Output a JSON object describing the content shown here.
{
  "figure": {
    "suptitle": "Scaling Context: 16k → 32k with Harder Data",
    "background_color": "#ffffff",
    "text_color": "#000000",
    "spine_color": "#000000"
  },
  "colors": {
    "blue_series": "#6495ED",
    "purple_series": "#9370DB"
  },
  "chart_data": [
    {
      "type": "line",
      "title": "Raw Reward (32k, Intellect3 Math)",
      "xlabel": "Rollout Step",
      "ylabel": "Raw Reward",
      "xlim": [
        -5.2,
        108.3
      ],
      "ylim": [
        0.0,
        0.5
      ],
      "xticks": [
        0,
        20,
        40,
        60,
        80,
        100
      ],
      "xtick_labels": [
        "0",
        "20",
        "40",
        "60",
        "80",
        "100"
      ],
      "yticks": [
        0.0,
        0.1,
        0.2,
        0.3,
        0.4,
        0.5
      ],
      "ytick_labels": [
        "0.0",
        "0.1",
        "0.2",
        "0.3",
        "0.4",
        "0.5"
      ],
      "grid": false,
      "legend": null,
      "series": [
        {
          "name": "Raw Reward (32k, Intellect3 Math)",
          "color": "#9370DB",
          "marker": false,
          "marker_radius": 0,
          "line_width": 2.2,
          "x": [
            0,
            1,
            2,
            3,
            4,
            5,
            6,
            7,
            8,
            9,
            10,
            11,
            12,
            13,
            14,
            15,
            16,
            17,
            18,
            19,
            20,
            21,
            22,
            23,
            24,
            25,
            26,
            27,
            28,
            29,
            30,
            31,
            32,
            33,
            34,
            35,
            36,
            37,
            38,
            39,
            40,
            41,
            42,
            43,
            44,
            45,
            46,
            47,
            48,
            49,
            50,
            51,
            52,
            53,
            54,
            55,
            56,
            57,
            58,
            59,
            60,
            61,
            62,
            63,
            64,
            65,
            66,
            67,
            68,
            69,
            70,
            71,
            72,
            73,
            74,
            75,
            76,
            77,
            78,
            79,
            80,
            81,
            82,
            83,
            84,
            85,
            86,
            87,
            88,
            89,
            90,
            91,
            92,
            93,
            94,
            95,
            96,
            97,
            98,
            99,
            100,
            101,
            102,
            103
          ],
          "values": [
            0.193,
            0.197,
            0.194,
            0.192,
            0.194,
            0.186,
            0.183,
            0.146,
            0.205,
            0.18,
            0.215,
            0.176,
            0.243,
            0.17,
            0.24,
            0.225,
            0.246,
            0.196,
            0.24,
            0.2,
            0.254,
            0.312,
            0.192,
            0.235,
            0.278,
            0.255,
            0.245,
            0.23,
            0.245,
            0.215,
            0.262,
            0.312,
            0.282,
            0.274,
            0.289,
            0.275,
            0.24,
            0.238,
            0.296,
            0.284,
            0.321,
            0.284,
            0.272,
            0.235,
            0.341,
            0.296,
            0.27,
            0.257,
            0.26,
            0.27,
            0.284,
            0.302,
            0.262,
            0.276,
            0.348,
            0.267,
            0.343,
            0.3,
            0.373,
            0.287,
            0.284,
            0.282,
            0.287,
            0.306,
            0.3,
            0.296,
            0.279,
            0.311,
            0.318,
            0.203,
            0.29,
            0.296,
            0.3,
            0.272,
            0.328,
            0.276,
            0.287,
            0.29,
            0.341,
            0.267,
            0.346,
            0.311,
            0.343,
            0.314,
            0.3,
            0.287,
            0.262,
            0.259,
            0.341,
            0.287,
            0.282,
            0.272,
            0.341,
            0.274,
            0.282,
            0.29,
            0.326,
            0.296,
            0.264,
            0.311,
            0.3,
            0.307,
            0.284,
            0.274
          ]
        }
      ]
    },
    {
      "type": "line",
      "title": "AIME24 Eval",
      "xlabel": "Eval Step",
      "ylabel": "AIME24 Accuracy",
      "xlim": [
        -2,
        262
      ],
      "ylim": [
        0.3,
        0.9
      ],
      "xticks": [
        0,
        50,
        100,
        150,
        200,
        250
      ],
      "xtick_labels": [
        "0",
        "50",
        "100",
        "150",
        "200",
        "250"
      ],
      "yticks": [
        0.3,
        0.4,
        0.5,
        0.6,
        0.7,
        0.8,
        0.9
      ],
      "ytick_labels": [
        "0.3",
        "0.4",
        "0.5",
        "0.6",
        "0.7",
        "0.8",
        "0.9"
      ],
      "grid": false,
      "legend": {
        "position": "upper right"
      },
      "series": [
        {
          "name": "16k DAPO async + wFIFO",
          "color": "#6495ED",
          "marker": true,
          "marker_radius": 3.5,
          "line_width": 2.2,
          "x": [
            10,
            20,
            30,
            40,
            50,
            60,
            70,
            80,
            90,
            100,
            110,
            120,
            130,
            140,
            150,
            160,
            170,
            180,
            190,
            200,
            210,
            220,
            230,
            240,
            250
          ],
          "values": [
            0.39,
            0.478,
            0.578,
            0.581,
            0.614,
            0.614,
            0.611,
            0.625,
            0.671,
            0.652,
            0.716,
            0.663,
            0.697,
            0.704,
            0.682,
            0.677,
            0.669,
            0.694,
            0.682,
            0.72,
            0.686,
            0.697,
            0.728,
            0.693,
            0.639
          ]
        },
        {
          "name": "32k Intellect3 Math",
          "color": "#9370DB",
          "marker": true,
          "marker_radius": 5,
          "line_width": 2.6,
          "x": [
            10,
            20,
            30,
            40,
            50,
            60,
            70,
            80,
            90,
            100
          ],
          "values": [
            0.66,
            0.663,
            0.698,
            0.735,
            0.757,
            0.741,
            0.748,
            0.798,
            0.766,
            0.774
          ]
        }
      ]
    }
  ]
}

______

- Your goal: Report how many lines in the records hold the word "xlabel", giving the number and nothing else.

- Task result: 2